◆ **DIRECTIONS**
Could you give the data below again, exactly and completely?

Data entries:
☆ ☆ ☆ ☆
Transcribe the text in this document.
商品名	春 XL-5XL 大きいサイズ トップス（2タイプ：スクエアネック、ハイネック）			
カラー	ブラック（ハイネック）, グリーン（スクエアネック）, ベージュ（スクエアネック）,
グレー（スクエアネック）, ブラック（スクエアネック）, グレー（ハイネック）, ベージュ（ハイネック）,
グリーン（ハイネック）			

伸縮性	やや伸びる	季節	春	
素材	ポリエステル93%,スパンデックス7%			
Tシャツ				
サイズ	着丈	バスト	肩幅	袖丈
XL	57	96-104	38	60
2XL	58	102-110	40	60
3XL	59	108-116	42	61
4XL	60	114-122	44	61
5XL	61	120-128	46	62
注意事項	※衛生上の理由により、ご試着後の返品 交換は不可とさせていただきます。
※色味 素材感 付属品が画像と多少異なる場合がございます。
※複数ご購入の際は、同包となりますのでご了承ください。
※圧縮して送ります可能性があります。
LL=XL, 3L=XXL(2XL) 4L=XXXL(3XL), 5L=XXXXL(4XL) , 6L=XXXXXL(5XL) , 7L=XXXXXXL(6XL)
☆ ☆ ☆ ☆
◆ **EXERCISE SOLUTION**
Transcribe the text in this document.
商品名	春 XL-5XL 大きいサイズ トップス（2タイプ：スクエアネック、ハイネック）			
カラー	ブラック（ハイネック）, グリーン（スクエアネック）, ベージュ（スクエアネック）,
グレー（スクエアネック）, ブラック（スクエアネック）, グレー（ハイネック）, ベージュ（ハイネック）,
グリーン（ハイネック）			

伸縮性	やや伸びる	季節	春	
素材	ポリエステル93%,スパンデックス7%			
Tシャツ				
サイズ	着丈	バスト	肩幅	袖丈
XL	57	96-104	38	60
2XL	58	102-110	40	60
3XL	59	108-116	42	61
4XL	60	114-122	44	61
5XL	61	120-128	46	62
注意事項	※衛生上の理由により、ご試着後の返品 交換は不可とさせていただきます。
※色味 素材感 付属品が画像と多少異なる場合がございます。
※複数ご購入の際は、同包となりますのでご了承ください。
※圧縮して送ります可能性があります。
LL=XL, 3L=XXL(2XL) 4L=XXXL(3XL), 5L=XXXXL(4XL) , 6L=XXXXXL(5XL) , 7L=XXXXXXL(6XL)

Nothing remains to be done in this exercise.